## WHAT IS ASKED
Your answer should be a single number: the count of lines that include the word "image".
** Start **
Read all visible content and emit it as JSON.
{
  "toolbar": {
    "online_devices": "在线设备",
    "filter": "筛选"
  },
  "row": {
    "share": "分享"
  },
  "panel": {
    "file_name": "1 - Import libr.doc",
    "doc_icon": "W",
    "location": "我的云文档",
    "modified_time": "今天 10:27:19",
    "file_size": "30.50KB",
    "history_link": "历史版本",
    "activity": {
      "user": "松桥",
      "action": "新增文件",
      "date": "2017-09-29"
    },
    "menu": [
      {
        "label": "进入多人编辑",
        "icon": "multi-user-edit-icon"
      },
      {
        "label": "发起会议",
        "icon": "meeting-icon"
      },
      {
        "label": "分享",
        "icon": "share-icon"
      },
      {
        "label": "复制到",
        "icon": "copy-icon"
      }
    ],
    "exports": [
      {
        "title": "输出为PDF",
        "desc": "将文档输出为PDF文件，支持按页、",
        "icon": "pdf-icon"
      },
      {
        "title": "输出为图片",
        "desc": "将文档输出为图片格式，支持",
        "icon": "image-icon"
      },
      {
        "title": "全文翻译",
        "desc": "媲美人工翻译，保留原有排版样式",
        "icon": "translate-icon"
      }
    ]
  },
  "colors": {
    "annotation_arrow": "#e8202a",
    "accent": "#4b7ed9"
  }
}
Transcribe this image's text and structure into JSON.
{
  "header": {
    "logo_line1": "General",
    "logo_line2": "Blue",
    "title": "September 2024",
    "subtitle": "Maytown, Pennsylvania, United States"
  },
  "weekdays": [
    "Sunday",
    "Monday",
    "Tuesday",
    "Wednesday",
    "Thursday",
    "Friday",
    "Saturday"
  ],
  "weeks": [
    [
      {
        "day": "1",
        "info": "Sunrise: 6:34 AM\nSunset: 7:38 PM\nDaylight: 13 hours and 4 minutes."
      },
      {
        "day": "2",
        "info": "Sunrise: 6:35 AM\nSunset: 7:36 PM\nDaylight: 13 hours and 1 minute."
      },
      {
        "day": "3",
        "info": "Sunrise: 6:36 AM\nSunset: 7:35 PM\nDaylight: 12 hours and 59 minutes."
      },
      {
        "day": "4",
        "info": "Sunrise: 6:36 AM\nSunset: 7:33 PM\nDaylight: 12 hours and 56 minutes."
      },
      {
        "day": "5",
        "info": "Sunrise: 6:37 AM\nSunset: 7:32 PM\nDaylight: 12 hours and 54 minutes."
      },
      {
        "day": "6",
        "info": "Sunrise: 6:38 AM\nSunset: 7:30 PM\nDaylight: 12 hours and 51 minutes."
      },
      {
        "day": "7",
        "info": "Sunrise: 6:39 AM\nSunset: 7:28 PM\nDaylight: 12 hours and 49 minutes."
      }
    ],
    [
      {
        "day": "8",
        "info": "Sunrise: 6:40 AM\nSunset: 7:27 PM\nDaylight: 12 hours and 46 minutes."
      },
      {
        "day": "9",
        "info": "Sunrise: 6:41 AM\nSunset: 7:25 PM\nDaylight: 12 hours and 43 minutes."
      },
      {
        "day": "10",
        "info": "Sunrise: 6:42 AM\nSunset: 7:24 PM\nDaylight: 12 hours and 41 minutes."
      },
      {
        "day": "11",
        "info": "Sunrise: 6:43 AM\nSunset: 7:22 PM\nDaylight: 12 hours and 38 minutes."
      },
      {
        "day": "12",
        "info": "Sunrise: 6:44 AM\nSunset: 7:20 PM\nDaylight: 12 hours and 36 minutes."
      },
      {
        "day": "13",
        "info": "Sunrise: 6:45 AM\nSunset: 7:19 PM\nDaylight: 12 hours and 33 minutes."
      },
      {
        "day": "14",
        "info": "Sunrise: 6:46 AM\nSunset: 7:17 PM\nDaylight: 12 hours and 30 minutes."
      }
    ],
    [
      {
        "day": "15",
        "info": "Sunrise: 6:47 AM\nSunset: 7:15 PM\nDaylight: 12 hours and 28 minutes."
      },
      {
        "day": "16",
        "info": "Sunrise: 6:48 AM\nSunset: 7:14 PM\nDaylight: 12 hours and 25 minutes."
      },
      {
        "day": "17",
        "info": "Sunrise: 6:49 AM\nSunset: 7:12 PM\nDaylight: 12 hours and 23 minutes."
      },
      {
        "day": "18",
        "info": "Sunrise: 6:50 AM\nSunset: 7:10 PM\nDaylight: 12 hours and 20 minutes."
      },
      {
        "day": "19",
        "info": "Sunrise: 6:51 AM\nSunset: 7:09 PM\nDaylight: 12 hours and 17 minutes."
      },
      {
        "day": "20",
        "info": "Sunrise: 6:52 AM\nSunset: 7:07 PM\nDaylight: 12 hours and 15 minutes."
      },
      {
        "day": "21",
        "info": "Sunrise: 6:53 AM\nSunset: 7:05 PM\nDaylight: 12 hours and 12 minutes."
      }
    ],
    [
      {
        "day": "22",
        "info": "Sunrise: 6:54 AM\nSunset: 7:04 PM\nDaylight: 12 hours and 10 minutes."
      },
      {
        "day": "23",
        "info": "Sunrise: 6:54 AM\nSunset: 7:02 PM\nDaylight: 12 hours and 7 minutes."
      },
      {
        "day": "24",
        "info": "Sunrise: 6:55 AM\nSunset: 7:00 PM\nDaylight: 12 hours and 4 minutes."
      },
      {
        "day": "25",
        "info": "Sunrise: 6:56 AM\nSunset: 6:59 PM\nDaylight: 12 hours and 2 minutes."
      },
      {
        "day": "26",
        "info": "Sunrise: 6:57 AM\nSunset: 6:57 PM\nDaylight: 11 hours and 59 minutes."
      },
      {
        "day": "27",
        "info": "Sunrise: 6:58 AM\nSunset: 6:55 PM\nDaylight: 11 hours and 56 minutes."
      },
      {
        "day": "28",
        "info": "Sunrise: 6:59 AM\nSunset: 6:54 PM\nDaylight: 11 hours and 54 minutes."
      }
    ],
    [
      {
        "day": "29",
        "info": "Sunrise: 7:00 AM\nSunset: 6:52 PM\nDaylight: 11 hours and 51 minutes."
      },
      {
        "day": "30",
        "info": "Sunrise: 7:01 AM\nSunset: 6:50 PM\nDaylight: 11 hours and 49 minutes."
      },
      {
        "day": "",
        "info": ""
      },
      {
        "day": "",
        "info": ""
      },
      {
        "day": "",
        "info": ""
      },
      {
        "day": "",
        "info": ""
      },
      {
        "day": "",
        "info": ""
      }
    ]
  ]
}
** End **
## TASK RESULT
2